● **Direction**: Reproduce the material in full, unchanged.

-- BEGIN --

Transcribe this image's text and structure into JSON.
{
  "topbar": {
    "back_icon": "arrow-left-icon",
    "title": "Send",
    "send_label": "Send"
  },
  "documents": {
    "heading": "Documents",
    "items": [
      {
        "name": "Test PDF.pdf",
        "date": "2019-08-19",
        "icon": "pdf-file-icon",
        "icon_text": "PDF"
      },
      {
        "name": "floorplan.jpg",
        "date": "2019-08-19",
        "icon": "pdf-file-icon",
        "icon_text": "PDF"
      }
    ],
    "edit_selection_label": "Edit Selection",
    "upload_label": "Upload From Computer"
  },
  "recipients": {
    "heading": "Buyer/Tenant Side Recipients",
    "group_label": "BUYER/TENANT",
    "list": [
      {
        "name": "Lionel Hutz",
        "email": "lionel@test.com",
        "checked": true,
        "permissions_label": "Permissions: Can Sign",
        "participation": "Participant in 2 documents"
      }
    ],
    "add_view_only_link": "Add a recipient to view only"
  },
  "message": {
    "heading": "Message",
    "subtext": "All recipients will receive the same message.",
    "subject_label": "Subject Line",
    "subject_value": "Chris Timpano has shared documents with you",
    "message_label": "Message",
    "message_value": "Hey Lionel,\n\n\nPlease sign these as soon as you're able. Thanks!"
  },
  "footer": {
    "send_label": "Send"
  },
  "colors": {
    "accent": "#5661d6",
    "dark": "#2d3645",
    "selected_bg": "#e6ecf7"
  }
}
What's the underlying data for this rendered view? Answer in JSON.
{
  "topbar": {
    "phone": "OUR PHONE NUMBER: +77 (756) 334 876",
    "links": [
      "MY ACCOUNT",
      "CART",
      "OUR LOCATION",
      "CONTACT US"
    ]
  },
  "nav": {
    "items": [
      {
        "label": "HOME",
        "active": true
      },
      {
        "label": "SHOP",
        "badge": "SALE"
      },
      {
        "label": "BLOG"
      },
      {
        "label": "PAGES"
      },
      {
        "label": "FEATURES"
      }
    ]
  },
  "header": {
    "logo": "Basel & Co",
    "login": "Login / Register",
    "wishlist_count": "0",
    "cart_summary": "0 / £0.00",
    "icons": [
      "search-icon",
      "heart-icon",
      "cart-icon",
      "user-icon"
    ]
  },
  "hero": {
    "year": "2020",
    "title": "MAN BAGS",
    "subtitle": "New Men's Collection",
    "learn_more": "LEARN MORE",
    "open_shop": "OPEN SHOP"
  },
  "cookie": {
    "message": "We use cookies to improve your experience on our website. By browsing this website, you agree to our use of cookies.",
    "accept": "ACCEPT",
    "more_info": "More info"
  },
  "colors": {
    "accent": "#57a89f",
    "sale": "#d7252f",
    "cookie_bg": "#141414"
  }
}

-- END --

● **Solution**:
Transcribe this image's text and structure into JSON.
{
  "topbar": {
    "back_icon": "arrow-left-icon",
    "title": "Send",
    "send_label": "Send"
  },
  "documents": {
    "heading": "Documents",
    "items": [
      {
        "name": "Test PDF.pdf",
        "date": "2019-08-19",
        "icon": "pdf-file-icon",
        "icon_text": "PDF"
      },
      {
        "name": "floorplan.jpg",
        "date": "2019-08-19",
        "icon": "pdf-file-icon",
        "icon_text": "PDF"
      }
    ],
    "edit_selection_label": "Edit Selection",
    "upload_label": "Upload From Computer"
  },
  "recipients": {
    "heading": "Buyer/Tenant Side Recipients",
    "group_label": "BUYER/TENANT",
    "list": [
      {
        "name": "Lionel Hutz",
        "email": "lionel@test.com",
        "checked": true,
        "permissions_label": "Permissions: Can Sign",
        "participation": "Participant in 2 documents"
      }
    ],
    "add_view_only_link": "Add a recipient to view only"
  },
  "message": {
    "heading": "Message",
    "subtext": "All recipients will receive the same message.",
    "subject_label": "Subject Line",
    "subject_value": "Chris Timpano has shared documents with you",
    "message_label": "Message",
    "message_value": "Hey Lionel,\n\n\nPlease sign these as soon as you're able. Thanks!"
  },
  "footer": {
    "send_label": "Send"
  },
  "colors": {
    "accent": "#5661d6",
    "dark": "#2d3645",
    "selected_bg": "#e6ecf7"
  }
}
What's the underlying data for this rendered view? Answer in JSON.
{
  "topbar": {
    "phone": "OUR PHONE NUMBER: +77 (756) 334 876",
    "links": [
      "MY ACCOUNT",
      "CART",
      "OUR LOCATION",
      "CONTACT US"
    ]
  },
  "nav": {
    "items": [
      {
        "label": "HOME",
        "active": true
      },
      {
        "label": "SHOP",
        "badge": "SALE"
      },
      {
        "label": "BLOG"
      },
      {
        "label": "PAGES"
      },
      {
        "label": "FEATURES"
      }
    ]
  },
  "header": {
    "logo": "Basel & Co",
    "login": "Login / Register",
    "wishlist_count": "0",
    "cart_summary": "0 / £0.00",
    "icons": [
      "search-icon",
      "heart-icon",
      "cart-icon",
      "user-icon"
    ]
  },
  "hero": {
    "year": "2020",
    "title": "MAN BAGS",
    "subtitle": "New Men's Collection",
    "learn_more": "LEARN MORE",
    "open_shop": "OPEN SHOP"
  },
  "cookie": {
    "message": "We use cookies to improve your experience on our website. By browsing this website, you agree to our use of cookies.",
    "accept": "ACCEPT",
    "more_info": "More info"
  },
  "colors": {
    "accent": "#57a89f",
    "sale": "#d7252f",
    "cookie_bg": "#141414"
  }
}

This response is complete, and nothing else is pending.